Exercise — An exact reproduction of the records is required, with all images left out.

Records shown —
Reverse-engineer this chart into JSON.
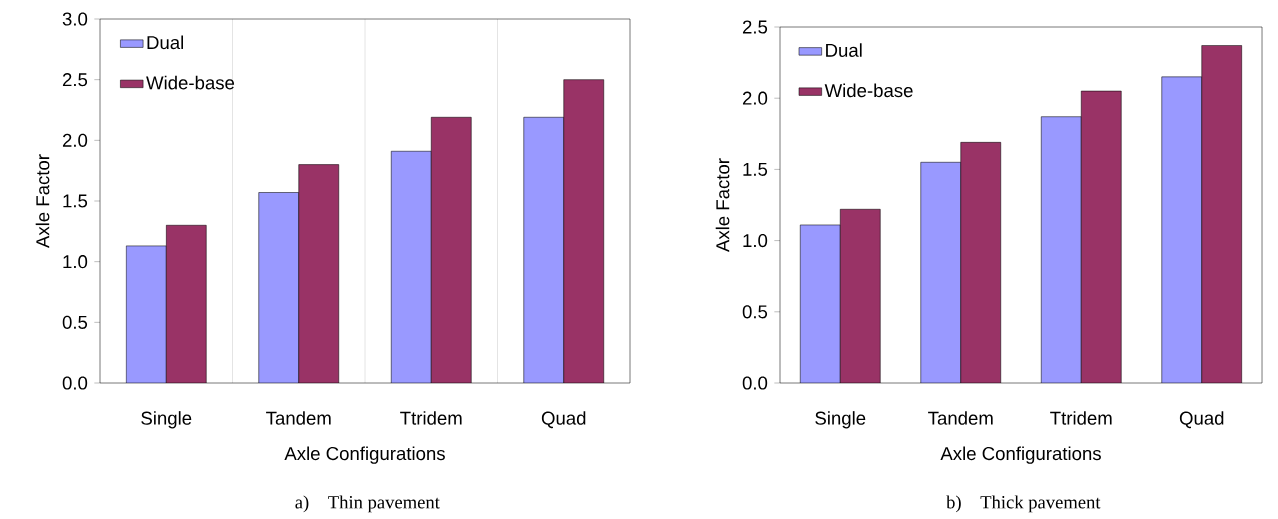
{
  "chart_data": [
    {
      "type": "bar",
      "categories": [
        "Single",
        "Tandem",
        "Ttridem",
        "Quad"
      ],
      "xlabel": "Axle Configurations",
      "ylabel": "Axle Factor",
      "series": [
        {
          "name": "Dual",
          "color": "#9999ff",
          "values": [
            1.13,
            1.57,
            1.91,
            2.19
          ]
        },
        {
          "name": "Wide-base",
          "color": "#993366",
          "values": [
            1.3,
            1.8,
            2.19,
            2.5
          ]
        }
      ],
      "ylim": [
        0,
        3
      ],
      "yticks": [
        {
          "value": 0,
          "label": "0.0"
        },
        {
          "value": 0.5,
          "label": "0.5"
        },
        {
          "value": 1,
          "label": "1.0"
        },
        {
          "value": 1.5,
          "label": "1.5"
        },
        {
          "value": 2,
          "label": "2.0"
        },
        {
          "value": 2.5,
          "label": "2.5"
        },
        {
          "value": 3,
          "label": "3.0"
        }
      ],
      "grid": "x",
      "legend": "top left",
      "annotations": [
        "a)    Thin pavement"
      ]
    },
    {
      "type": "bar",
      "categories": [
        "Single",
        "Tandem",
        "Ttridem",
        "Quad"
      ],
      "xlabel": "Axle Configurations",
      "ylabel": "Axle Factor",
      "series": [
        {
          "name": "Dual",
          "color": "#9999ff",
          "values": [
            1.11,
            1.55,
            1.87,
            2.15
          ]
        },
        {
          "name": "Wide-base",
          "color": "#993366",
          "values": [
            1.22,
            1.69,
            2.05,
            2.37
          ]
        }
      ],
      "ylim": [
        0,
        2.5
      ],
      "yticks": [
        {
          "value": 0,
          "label": "0.0"
        },
        {
          "value": 0.5,
          "label": "0.5"
        },
        {
          "value": 1,
          "label": "1.0"
        },
        {
          "value": 1.5,
          "label": "1.5"
        },
        {
          "value": 2,
          "label": "2.0"
        },
        {
          "value": 2.5,
          "label": "2.5"
        }
      ],
      "legend": "top left",
      "annotations": [
        "b)    Thick pavement"
      ]
    }
  ]
}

Reply to the exercise —
Reverse-engineer this chart into JSON.
{
  "chart_data": [
    {
      "type": "bar",
      "categories": [
        "Single",
        "Tandem",
        "Ttridem",
        "Quad"
      ],
      "xlabel": "Axle Configurations",
      "ylabel": "Axle Factor",
      "series": [
        {
          "name": "Dual",
          "color": "#9999ff",
          "values": [
            1.13,
            1.57,
            1.91,
            2.19
          ]
        },
        {
          "name": "Wide-base",
          "color": "#993366",
          "values": [
            1.3,
            1.8,
            2.19,
            2.5
          ]
        }
      ],
      "ylim": [
        0,
        3
      ],
      "yticks": [
        {
          "value": 0,
          "label": "0.0"
        },
        {
          "value": 0.5,
          "label": "0.5"
        },
        {
          "value": 1,
          "label": "1.0"
        },
        {
          "value": 1.5,
          "label": "1.5"
        },
        {
          "value": 2,
          "label": "2.0"
        },
        {
          "value": 2.5,
          "label": "2.5"
        },
        {
          "value": 3,
          "label": "3.0"
        }
      ],
      "grid": "x",
      "legend": "top left",
      "annotations": [
        "a)    Thin pavement"
      ]
    },
    {
      "type": "bar",
      "categories": [
        "Single",
        "Tandem",
        "Ttridem",
        "Quad"
      ],
      "xlabel": "Axle Configurations",
      "ylabel": "Axle Factor",
      "series": [
        {
          "name": "Dual",
          "color": "#9999ff",
          "values": [
            1.11,
            1.55,
            1.87,
            2.15
          ]
        },
        {
          "name": "Wide-base",
          "color": "#993366",
          "values": [
            1.22,
            1.69,
            2.05,
            2.37
          ]
        }
      ],
      "ylim": [
        0,
        2.5
      ],
      "yticks": [
        {
          "value": 0,
          "label": "0.0"
        },
        {
          "value": 0.5,
          "label": "0.5"
        },
        {
          "value": 1,
          "label": "1.0"
        },
        {
          "value": 1.5,
          "label": "1.5"
        },
        {
          "value": 2,
          "label": "2.0"
        },
        {
          "value": 2.5,
          "label": "2.5"
        }
      ],
      "legend": "top left",
      "annotations": [
        "b)    Thick pavement"
      ]
    }
  ]
}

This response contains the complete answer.